> [WRITTEN TASK]:
Rewrite every line of the rows below as a numbered list, skipping any blank lines. Leave the pictures out of your answer.

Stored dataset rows
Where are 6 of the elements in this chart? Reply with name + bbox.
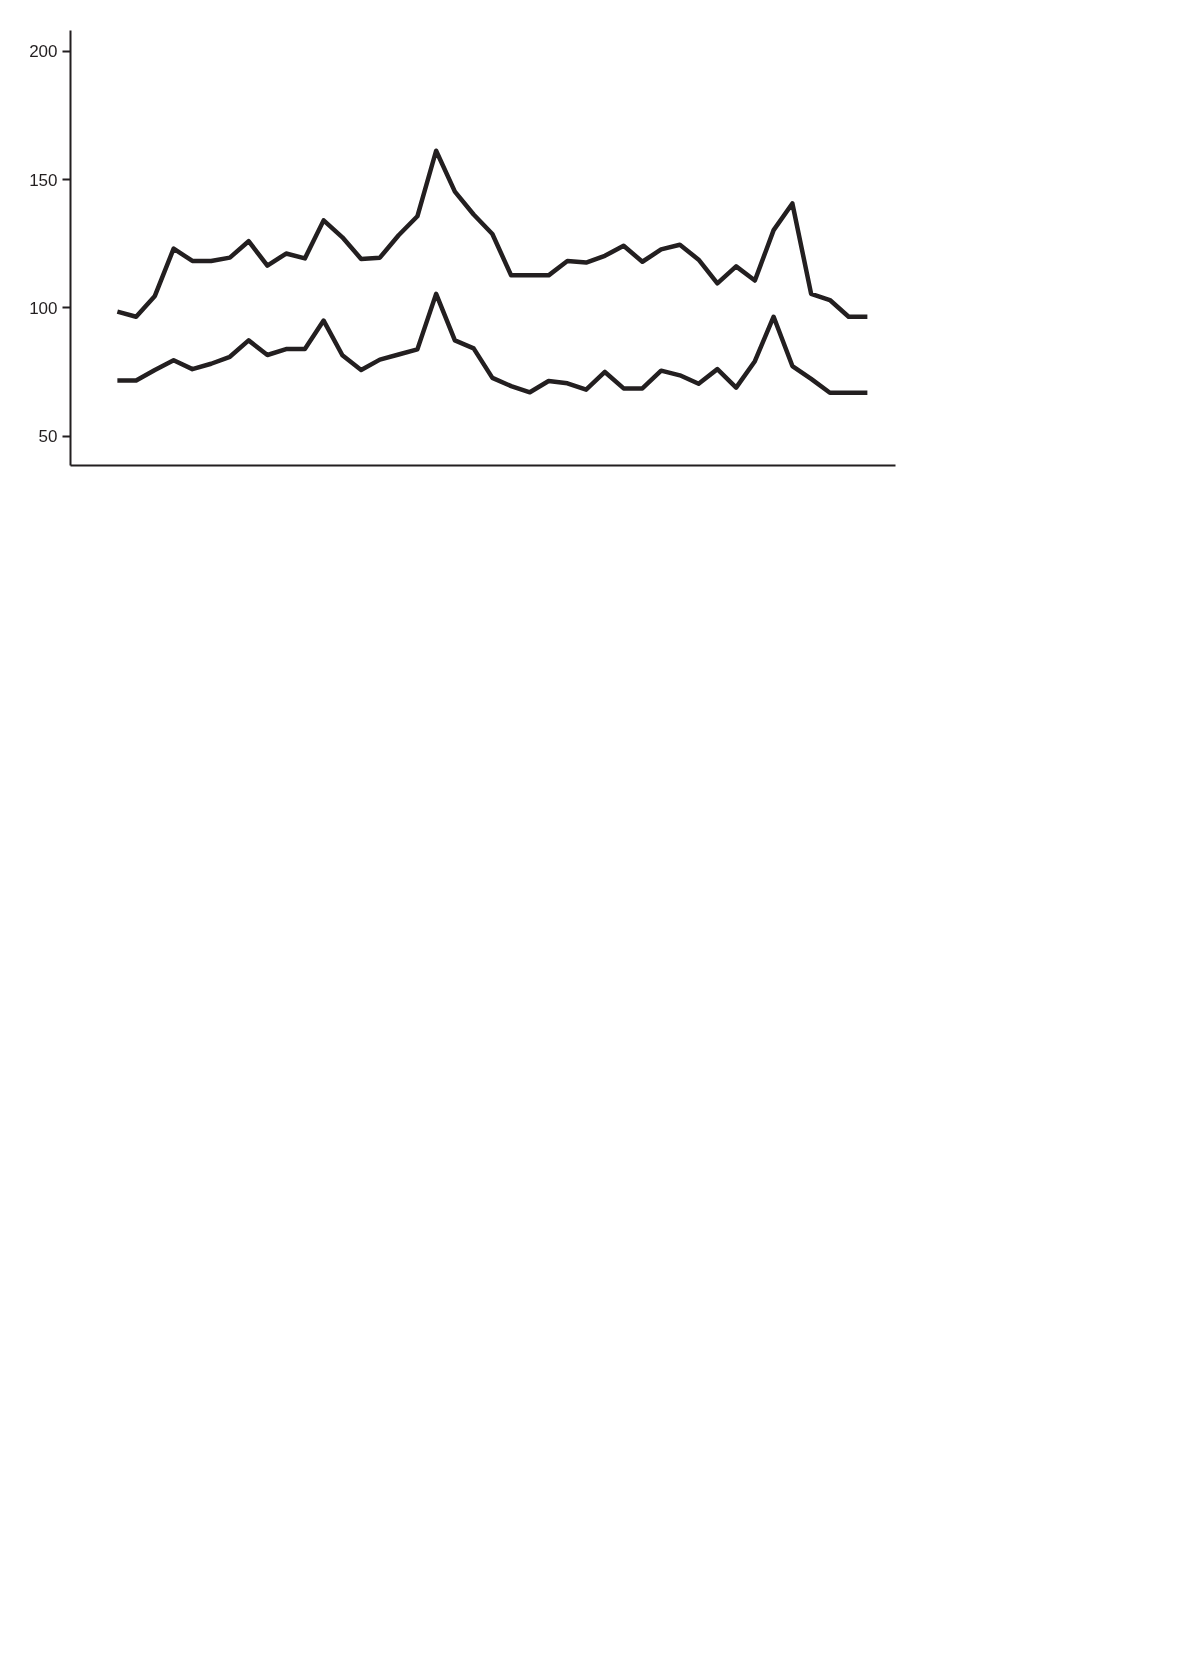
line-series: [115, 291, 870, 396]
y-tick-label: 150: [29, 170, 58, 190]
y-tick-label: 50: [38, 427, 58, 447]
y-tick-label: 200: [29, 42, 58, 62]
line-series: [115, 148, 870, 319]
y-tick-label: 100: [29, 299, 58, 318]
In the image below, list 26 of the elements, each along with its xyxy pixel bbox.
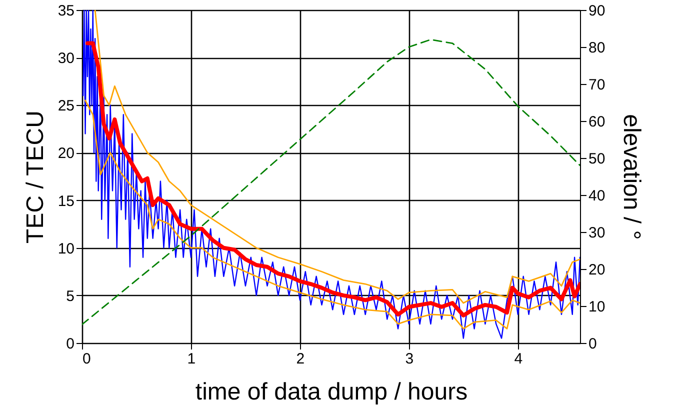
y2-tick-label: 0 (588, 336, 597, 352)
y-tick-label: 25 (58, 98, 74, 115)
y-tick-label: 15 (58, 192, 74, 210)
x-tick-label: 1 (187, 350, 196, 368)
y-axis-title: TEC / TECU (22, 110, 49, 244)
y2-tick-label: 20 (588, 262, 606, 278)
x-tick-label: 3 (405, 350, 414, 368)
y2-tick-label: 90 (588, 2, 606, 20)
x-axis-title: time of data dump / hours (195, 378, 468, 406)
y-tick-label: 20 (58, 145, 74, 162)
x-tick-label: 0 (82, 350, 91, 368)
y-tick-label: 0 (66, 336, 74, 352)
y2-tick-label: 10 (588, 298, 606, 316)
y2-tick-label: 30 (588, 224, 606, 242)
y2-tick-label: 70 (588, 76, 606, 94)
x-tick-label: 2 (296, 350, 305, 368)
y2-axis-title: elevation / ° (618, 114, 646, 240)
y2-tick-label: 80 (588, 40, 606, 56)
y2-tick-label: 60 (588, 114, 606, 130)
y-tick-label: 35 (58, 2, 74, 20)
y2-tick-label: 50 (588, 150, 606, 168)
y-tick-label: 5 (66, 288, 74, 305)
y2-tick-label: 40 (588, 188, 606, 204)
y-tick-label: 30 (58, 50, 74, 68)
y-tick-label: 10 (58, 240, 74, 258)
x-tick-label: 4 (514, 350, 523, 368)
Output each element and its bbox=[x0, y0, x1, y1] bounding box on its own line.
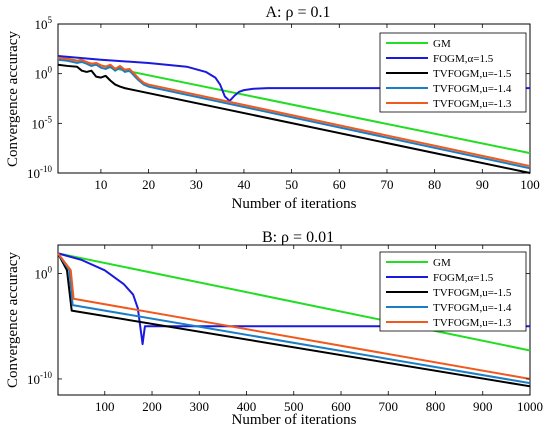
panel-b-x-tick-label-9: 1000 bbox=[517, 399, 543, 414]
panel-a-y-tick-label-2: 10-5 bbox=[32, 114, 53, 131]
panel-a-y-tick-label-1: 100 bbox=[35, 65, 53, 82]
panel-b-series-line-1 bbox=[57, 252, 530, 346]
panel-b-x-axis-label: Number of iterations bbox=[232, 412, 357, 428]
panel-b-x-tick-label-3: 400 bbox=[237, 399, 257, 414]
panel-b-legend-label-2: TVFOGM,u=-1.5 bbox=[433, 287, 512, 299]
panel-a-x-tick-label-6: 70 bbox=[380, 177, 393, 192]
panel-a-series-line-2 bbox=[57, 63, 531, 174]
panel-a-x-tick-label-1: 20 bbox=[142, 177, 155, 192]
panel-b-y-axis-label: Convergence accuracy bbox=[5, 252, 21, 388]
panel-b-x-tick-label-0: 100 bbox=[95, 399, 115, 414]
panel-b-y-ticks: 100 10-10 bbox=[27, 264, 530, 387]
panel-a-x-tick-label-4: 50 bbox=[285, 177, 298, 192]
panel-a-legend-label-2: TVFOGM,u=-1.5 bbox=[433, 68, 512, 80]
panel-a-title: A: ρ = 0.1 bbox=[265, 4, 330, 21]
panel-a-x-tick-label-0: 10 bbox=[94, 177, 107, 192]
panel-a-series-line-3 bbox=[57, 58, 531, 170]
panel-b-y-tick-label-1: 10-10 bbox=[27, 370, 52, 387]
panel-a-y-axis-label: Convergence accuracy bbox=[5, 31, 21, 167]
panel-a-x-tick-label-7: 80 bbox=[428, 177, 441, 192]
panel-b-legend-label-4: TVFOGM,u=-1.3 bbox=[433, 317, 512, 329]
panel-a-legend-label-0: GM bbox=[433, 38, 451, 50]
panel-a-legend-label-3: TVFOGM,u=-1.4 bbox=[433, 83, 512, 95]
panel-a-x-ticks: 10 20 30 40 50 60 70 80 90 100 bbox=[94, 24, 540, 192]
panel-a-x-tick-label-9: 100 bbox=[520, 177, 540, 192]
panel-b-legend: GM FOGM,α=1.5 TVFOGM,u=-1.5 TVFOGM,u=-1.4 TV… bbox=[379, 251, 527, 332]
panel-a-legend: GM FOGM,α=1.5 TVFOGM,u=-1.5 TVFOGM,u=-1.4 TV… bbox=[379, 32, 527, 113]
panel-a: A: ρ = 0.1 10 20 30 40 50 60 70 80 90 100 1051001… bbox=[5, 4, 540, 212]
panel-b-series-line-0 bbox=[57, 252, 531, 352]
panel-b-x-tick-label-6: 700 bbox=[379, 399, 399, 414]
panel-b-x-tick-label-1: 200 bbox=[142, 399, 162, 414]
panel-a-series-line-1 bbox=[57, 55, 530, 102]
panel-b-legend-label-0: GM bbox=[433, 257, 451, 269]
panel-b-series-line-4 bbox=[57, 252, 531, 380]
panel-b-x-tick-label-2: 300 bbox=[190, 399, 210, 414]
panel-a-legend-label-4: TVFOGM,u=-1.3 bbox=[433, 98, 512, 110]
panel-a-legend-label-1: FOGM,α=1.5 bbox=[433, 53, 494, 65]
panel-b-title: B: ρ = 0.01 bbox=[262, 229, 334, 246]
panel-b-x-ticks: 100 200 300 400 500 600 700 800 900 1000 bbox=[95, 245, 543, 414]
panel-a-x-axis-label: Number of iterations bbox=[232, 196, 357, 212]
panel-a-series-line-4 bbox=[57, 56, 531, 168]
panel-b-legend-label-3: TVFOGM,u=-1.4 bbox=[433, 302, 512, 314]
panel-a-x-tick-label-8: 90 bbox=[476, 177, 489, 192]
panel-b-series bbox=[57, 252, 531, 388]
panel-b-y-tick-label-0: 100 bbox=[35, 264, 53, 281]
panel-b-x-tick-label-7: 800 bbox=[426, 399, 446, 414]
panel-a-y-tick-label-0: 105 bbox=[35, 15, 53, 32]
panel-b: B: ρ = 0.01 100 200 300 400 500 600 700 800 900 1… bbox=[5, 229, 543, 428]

> [THE RESULT]:
1. Where are 6 of the elements in this chart? Reply with name + bbox.
2. line-series: [115, 291, 870, 396]
3. y-tick-label: 150: [29, 170, 58, 190]
4. y-tick-label: 50: [38, 427, 58, 447]
5. y-tick-label: 200: [29, 42, 58, 62]
6. line-series: [115, 148, 870, 319]
7. y-tick-label: 100: [29, 299, 58, 318]
8. In the image below, list 26 of the elements, each along with its xyxy pixel bbox.
9. y2-tick-label: 0 (588, 336, 597, 352)
10. y-tick-label: 25 (58, 98, 74, 115)
11. y-tick-label: 15 (58, 192, 74, 210)
12. x-tick-label: 1 (187, 350, 196, 368)
13. y-axis-title: TEC / TECU (22, 110, 49, 244)
14. y2-tick-label: 20 (588, 262, 606, 278)
15. x-tick-label: 3 (405, 350, 414, 368)
16. y2-tick-label: 90 (588, 2, 606, 20)
17. x-axis-title: time of data dump / hours (195, 378, 468, 406)
18. y-tick-label: 20 (58, 145, 74, 162)
19. x-tick-label: 0 (82, 350, 91, 368)
20. y-tick-label: 0 (66, 336, 74, 352)
21. y2-tick-label: 10 (588, 298, 606, 316)
22. y2-tick-label: 30 (588, 224, 606, 242)
23. y2-tick-label: 70 (588, 76, 606, 94)
24. x-tick-label: 2 (296, 350, 305, 368)
25. y2-axis-title: elevation / ° (618, 114, 646, 240)
26. y2-tick-label: 80 (588, 40, 606, 56)
27. y2-tick-label: 60 (588, 114, 606, 130)
28. y-tick-label: 35 (58, 2, 74, 20)
29. y2-tick-label: 50 (588, 150, 606, 168)
30. y-tick-label: 5 (66, 288, 74, 305)
31. y2-tick-label: 40 (588, 188, 606, 204)
32. y-tick-label: 30 (58, 50, 74, 68)
33. y-tick-label: 10 (58, 240, 74, 258)
34. x-tick-label: 4 (514, 350, 523, 368)
35. Output each element and its bbox=[x0, y0, x1, y1] bounding box on its own line.
36. panel-b-x-tick-label-9: 1000 bbox=[517, 399, 543, 414]
37. panel-a-y-tick-label-2: 10-5 bbox=[32, 114, 53, 131]
38. panel-a-y-tick-label-1: 100 bbox=[35, 65, 53, 82]
39. panel-b-series-line-1 bbox=[57, 252, 530, 346]
40. panel-b-x-axis-label: Number of iterations bbox=[232, 412, 357, 428]
41. panel-b-x-tick-label-3: 400 bbox=[237, 399, 257, 414]
42. panel-b-legend-label-2: TVFOGM,u=-1.5 bbox=[433, 287, 512, 299]
43. panel-a-x-tick-label-6: 70 bbox=[380, 177, 393, 192]
44. panel-a-series-line-2 bbox=[57, 63, 531, 174]
45. panel-a-x-tick-label-1: 20 bbox=[142, 177, 155, 192]
46. panel-b-y-axis-label: Convergence accuracy bbox=[5, 252, 21, 388]
47. panel-b-x-tick-label-0: 100 bbox=[95, 399, 115, 414]
48. panel-b-y-ticks: 100 10-10 bbox=[27, 264, 530, 387]
49. panel-a-x-tick-label-4: 50 bbox=[285, 177, 298, 192]
50. panel-a-legend-label-2: TVFOGM,u=-1.5 bbox=[433, 68, 512, 80]
51. panel-a-title: A: ρ = 0.1 bbox=[265, 4, 330, 21]
52. panel-a-x-tick-label-0: 10 bbox=[94, 177, 107, 192]
53. panel-a-series-line-3 bbox=[57, 58, 531, 170]
54. panel-b-y-tick-label-1: 10-10 bbox=[27, 370, 52, 387]
55. panel-a-y-axis-label: Convergence accuracy bbox=[5, 31, 21, 167]
56. panel-a-x-tick-label-7: 80 bbox=[428, 177, 441, 192]
57. panel-b-legend-label-4: TVFOGM,u=-1.3 bbox=[433, 317, 512, 329]
58. panel-a-legend-label-0: GM bbox=[433, 38, 451, 50]
59. panel-a-legend-label-3: TVFOGM,u=-1.4 bbox=[433, 83, 512, 95]
60. panel-a-x-ticks: 10 20 30 40 50 60 70 80 90 100 bbox=[94, 24, 540, 192]
61. panel-a-x-tick-label-9: 100 bbox=[520, 177, 540, 192]
62. panel-b-legend: GM FOGM,α=1.5 TVFOGM,u=-1.5 TVFOGM,u=-1.4 TV… bbox=[379, 251, 527, 332]
63. panel-a-legend: GM FOGM,α=1.5 TVFOGM,u=-1.5 TVFOGM,u=-1.4 TV… bbox=[379, 32, 527, 113]
64. panel-a: A: ρ = 0.1 10 20 30 40 50 60 70 80 90 100 1051001… bbox=[5, 4, 540, 212]
65. panel-b-series-line-0 bbox=[57, 252, 531, 352]
66. panel-b-x-tick-label-6: 700 bbox=[379, 399, 399, 414]
67. panel-b-x-tick-label-1: 200 bbox=[142, 399, 162, 414]
68. panel-a-series-line-1 bbox=[57, 55, 530, 102]
69. panel-b-legend-label-0: GM bbox=[433, 257, 451, 269]
70. panel-b-series-line-4 bbox=[57, 252, 531, 380]
71. panel-b-x-tick-label-2: 300 bbox=[190, 399, 210, 414]
72. panel-a-legend-label-4: TVFOGM,u=-1.3 bbox=[433, 98, 512, 110]
73. panel-a-legend-label-1: FOGM,α=1.5 bbox=[433, 53, 494, 65]
74. panel-b-title: B: ρ = 0.01 bbox=[262, 229, 334, 246]
75. panel-b-x-ticks: 100 200 300 400 500 600 700 800 900 1000 bbox=[95, 245, 543, 414]
76. panel-a-x-axis-label: Number of iterations bbox=[232, 196, 357, 212]
77. panel-a-series-line-4 bbox=[57, 56, 531, 168]
78. panel-b-legend-label-3: TVFOGM,u=-1.4 bbox=[433, 302, 512, 314]
79. panel-a-x-tick-label-8: 90 bbox=[476, 177, 489, 192]
80. panel-b-series bbox=[57, 252, 531, 388]
81. panel-b-y-tick-label-0: 100 bbox=[35, 264, 53, 281]
82. panel-b-x-tick-label-7: 800 bbox=[426, 399, 446, 414]
83. panel-a-y-tick-label-0: 105 bbox=[35, 15, 53, 32]
84. panel-b: B: ρ = 0.01 100 200 300 400 500 600 700 800 900 1… bbox=[5, 229, 543, 428]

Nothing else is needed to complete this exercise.